What this task involves:
Read the material below and tally how many lines hold the word "Palácio", giving the number and nothing else.

Records from a collection:
---------------

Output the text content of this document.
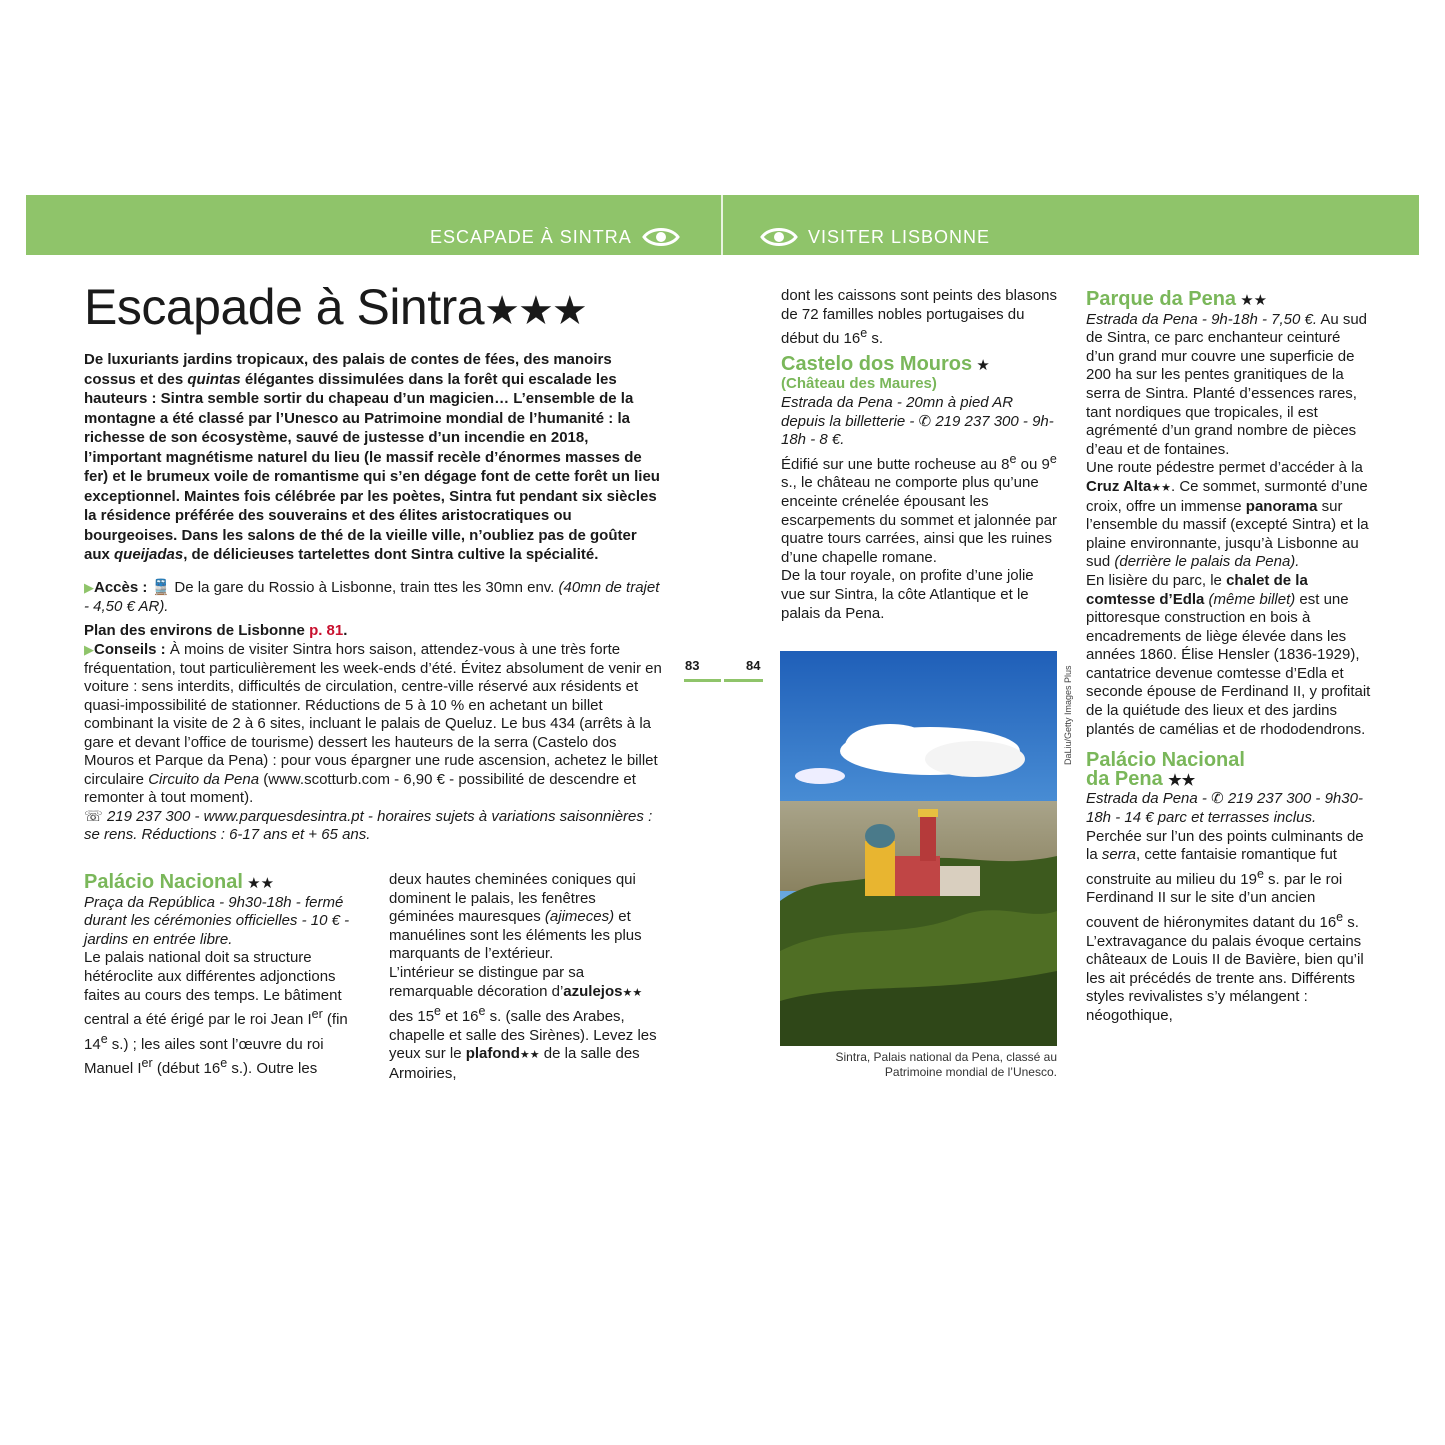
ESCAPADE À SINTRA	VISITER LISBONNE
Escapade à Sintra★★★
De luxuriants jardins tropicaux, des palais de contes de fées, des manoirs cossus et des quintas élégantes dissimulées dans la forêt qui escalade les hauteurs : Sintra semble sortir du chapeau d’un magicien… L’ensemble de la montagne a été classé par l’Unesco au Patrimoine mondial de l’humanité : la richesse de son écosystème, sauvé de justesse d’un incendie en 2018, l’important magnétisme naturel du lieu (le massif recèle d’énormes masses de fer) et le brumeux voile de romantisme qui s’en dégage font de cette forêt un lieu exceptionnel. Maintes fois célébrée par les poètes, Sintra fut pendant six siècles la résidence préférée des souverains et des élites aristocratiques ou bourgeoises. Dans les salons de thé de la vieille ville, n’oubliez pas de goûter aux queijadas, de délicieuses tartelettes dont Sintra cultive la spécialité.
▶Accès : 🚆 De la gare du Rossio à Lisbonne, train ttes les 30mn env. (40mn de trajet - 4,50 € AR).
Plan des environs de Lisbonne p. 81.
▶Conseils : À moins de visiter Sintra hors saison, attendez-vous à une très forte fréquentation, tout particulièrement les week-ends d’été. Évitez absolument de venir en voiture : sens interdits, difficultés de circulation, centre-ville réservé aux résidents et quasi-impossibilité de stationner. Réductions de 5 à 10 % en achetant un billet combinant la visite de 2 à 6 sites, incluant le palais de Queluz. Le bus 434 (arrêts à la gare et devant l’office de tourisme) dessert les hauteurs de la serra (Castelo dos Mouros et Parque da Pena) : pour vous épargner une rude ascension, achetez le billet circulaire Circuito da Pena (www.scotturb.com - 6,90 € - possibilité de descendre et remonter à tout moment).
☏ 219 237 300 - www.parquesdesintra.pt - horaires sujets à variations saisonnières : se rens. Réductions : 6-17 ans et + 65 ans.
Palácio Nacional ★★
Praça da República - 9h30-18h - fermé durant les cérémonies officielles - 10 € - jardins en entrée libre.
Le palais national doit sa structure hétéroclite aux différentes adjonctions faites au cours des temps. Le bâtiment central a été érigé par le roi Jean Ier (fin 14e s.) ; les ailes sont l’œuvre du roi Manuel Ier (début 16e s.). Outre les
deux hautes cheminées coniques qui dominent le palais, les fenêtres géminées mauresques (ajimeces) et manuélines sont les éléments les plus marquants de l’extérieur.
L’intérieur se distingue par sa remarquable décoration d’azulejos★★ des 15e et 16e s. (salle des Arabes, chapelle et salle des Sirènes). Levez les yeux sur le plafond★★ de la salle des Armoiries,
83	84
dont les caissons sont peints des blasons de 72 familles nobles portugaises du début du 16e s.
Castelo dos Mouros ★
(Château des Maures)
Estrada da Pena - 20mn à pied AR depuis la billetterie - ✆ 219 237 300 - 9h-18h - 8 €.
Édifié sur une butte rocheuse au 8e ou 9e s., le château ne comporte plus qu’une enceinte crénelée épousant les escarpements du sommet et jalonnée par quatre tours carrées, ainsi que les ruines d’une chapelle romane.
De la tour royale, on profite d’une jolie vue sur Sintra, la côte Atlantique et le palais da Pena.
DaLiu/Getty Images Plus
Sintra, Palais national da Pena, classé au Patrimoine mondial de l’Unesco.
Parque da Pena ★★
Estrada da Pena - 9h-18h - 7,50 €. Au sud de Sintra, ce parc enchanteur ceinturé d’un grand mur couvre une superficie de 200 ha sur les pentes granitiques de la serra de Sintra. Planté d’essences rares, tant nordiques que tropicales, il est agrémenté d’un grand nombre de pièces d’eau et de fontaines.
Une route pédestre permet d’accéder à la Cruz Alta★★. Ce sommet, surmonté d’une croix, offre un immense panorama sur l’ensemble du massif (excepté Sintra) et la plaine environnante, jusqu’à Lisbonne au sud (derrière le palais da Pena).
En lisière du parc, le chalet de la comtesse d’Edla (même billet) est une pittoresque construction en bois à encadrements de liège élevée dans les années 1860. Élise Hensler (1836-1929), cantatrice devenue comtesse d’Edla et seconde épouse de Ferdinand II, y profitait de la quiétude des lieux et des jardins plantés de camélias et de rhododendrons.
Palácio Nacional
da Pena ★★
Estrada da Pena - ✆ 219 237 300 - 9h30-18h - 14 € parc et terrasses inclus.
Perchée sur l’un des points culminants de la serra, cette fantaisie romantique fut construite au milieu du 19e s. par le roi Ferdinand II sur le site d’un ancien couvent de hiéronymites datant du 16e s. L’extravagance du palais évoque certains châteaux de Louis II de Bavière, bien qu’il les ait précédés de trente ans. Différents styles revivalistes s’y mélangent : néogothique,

---------------

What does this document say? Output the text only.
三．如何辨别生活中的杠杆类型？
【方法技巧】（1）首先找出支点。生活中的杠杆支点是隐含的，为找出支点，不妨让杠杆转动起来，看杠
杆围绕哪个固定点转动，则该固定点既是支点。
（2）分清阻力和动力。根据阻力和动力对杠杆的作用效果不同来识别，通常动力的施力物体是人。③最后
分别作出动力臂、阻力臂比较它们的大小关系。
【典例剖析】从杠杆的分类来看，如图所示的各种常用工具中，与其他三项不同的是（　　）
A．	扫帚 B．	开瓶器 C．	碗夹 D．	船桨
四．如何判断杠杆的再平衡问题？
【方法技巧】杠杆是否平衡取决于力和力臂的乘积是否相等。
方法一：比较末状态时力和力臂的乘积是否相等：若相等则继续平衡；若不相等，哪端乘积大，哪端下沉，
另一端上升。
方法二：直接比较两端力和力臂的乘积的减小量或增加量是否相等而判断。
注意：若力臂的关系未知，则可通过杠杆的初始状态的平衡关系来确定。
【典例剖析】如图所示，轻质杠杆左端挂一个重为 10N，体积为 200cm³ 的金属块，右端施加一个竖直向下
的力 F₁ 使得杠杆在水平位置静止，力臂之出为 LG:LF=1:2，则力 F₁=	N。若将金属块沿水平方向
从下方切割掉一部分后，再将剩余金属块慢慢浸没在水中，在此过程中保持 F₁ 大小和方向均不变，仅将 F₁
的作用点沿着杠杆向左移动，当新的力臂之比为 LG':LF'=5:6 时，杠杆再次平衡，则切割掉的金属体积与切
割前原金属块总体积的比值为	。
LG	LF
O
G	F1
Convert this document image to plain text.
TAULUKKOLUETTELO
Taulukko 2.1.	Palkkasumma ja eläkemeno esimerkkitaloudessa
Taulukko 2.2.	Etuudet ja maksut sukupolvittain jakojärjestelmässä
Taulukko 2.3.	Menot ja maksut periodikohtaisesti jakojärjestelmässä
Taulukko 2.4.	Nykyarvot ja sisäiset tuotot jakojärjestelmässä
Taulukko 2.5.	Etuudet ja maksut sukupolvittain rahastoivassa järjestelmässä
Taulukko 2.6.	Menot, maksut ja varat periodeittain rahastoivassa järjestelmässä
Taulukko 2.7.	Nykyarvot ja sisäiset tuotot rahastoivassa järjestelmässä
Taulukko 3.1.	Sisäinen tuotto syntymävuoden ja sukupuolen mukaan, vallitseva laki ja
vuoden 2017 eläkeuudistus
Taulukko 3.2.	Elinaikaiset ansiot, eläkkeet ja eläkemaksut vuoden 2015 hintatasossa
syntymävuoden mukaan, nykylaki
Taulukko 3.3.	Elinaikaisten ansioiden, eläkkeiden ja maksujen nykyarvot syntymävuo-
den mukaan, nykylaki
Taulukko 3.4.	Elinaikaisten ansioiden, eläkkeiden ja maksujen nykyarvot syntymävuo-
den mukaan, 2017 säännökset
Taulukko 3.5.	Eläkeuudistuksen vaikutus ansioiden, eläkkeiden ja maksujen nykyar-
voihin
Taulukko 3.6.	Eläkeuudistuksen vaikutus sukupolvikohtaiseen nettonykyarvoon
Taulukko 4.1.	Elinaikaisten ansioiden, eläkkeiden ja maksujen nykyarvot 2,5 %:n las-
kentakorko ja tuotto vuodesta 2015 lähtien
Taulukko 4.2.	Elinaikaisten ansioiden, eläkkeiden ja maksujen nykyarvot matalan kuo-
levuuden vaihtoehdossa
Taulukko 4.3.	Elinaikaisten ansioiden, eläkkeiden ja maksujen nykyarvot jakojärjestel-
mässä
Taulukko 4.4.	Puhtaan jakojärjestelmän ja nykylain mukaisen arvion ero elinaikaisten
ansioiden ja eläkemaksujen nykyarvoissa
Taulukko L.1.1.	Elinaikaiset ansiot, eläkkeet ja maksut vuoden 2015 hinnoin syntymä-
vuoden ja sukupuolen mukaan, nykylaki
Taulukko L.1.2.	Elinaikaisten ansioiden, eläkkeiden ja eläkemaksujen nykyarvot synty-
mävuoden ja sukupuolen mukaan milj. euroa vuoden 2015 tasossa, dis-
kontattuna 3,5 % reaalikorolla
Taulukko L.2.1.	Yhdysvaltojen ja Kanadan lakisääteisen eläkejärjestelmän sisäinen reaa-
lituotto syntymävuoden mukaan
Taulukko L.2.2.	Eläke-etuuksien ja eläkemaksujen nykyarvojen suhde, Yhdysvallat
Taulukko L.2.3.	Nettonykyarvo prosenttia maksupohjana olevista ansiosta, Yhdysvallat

---------------

Exercise answer:
2